* [Instruction]: Keep only the lines that hold the string "left", filtering out the rest of the entries below.

[Stored data]
■ ■ ■ ■ ■ ■ ■
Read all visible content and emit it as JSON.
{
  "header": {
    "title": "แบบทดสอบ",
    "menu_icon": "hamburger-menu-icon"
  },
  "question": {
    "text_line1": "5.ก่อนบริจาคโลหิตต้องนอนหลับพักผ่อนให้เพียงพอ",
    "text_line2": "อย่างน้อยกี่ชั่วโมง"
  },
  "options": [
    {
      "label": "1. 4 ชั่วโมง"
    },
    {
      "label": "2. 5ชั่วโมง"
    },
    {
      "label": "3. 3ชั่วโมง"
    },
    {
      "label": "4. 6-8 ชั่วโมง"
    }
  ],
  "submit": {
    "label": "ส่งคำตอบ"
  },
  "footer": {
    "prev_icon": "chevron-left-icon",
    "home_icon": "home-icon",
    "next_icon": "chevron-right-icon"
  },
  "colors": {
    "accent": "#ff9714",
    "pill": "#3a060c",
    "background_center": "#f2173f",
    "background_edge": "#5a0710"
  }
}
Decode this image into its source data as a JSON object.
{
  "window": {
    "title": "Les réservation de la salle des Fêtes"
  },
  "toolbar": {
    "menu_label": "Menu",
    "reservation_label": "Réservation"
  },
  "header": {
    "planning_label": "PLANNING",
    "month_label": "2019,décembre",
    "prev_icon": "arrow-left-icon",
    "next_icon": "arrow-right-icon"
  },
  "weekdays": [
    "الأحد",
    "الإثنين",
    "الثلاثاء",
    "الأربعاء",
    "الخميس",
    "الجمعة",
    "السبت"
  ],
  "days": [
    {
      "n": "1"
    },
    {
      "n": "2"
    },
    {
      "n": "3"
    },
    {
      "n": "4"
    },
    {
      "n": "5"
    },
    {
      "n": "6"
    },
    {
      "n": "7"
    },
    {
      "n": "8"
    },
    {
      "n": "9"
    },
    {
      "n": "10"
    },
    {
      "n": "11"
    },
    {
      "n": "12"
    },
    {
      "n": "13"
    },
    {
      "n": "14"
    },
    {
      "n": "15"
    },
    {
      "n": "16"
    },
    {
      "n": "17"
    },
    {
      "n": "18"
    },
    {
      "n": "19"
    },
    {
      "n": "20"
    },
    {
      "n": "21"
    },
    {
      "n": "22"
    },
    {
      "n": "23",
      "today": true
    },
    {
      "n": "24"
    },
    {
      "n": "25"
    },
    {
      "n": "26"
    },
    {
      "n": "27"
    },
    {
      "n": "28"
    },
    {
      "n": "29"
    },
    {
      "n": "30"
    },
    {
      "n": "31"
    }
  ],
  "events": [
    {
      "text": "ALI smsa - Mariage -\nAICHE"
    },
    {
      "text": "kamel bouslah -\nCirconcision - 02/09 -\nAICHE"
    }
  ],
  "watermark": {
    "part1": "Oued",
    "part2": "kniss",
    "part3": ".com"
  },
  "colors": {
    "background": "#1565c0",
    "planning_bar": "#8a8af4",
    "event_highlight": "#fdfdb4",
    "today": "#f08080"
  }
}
■ ■ ■ ■ ■ ■ ■
* [Answer to this problem]:
    "prev_icon": "chevron-left-icon",
    "prev_icon": "arrow-left-icon",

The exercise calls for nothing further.